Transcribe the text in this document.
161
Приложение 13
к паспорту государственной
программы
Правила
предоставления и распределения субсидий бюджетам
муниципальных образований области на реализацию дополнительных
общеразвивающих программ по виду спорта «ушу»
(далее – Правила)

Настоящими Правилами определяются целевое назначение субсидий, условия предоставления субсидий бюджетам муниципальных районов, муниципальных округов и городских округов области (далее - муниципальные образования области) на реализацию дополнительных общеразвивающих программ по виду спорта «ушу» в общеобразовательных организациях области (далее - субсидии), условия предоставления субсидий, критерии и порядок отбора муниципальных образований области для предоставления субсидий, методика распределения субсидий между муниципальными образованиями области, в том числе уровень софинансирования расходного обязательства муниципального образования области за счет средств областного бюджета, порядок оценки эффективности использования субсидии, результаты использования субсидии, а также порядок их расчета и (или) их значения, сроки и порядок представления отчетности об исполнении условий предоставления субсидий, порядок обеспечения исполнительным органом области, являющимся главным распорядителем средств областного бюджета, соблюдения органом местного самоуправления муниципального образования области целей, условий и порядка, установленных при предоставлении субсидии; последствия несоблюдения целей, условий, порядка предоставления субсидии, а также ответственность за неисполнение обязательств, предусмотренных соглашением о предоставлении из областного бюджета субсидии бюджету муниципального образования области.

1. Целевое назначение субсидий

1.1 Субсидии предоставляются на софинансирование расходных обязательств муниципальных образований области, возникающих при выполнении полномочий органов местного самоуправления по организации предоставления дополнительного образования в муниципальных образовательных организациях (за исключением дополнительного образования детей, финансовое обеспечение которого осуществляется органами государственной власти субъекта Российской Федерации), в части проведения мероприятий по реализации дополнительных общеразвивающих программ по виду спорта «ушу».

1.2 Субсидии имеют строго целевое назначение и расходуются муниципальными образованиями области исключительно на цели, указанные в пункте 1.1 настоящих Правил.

Stated problem. Only a number is wanted: how many lines above include "государственной"?

Problem solution. 2